Exercise task. List every line in the records below that contains the string "footnote".
╭─ Provided material
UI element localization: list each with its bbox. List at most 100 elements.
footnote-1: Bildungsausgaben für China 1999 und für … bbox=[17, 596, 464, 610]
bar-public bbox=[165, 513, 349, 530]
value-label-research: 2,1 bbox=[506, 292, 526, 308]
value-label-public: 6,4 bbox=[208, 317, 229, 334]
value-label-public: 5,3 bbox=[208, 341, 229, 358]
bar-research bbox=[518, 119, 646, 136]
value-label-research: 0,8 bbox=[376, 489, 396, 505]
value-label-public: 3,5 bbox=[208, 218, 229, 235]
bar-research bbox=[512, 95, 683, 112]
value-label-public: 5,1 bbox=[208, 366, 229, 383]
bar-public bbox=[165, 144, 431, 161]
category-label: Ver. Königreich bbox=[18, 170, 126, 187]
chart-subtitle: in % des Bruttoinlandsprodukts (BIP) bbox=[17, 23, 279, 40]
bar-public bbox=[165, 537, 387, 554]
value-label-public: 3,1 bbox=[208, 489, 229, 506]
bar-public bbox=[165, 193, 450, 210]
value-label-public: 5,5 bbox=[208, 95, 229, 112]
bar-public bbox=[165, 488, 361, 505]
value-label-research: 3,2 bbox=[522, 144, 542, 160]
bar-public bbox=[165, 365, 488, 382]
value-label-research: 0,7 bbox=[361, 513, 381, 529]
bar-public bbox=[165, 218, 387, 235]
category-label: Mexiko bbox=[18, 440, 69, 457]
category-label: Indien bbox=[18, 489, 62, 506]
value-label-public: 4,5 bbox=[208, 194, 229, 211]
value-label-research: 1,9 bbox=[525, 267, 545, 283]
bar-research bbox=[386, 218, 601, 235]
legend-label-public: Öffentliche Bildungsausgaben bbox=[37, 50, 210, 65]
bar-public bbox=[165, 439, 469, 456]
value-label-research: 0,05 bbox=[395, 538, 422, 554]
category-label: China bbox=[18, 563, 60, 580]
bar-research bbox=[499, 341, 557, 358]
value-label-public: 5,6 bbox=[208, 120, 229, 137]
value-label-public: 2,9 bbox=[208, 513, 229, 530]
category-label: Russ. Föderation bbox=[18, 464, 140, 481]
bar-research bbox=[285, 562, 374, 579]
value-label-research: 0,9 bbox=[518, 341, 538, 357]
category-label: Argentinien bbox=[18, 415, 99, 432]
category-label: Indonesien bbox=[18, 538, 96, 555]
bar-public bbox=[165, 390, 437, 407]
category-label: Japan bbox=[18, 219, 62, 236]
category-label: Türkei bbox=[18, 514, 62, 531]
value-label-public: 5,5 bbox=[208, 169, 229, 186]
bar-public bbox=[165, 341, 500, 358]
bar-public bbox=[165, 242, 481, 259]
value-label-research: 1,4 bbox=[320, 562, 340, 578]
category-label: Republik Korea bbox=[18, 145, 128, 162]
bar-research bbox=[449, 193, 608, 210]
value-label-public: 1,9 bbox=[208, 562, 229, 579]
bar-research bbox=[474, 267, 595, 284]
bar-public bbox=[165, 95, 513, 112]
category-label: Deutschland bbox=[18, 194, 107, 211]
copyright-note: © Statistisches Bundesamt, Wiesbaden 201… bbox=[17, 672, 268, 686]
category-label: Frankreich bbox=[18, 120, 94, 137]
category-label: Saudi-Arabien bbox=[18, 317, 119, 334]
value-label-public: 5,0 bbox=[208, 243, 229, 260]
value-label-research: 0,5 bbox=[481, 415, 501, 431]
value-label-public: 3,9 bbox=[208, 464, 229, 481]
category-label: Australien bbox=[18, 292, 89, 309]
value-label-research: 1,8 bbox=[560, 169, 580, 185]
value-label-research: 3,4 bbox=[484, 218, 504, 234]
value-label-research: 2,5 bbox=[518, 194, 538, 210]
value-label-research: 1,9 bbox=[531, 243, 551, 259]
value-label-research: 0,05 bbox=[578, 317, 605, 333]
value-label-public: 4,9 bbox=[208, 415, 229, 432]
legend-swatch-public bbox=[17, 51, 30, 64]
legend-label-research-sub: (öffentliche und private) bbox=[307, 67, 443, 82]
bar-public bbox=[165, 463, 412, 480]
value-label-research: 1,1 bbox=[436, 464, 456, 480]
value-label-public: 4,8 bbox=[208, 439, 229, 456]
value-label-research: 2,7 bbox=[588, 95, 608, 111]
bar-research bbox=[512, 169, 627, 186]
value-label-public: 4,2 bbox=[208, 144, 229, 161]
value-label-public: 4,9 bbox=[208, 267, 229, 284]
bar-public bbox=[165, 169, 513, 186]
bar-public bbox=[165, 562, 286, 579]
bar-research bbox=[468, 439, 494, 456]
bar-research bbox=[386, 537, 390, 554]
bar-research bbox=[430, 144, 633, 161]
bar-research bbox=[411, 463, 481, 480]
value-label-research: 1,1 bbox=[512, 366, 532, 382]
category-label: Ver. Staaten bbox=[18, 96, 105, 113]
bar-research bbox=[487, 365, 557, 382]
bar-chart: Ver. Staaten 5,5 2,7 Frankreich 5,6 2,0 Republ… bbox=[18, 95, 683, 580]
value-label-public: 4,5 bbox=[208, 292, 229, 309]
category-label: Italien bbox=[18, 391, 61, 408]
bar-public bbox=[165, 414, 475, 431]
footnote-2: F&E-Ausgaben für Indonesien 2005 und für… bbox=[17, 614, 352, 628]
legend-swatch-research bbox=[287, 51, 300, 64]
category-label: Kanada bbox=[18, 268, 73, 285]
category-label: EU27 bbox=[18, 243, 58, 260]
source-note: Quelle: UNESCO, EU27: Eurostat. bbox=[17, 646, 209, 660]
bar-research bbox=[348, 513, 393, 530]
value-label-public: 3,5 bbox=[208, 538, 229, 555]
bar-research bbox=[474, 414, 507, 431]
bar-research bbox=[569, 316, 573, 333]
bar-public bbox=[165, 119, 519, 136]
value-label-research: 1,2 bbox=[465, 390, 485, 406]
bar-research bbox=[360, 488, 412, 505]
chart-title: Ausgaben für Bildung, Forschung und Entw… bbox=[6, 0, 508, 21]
╰─
Solution.
footnote-1: Bildungsausgaben für China 1999 und für … bbox=[17, 596, 464, 610]
footnote-2: F&E-Ausgaben für Indonesien 2005 und für… bbox=[17, 614, 352, 628]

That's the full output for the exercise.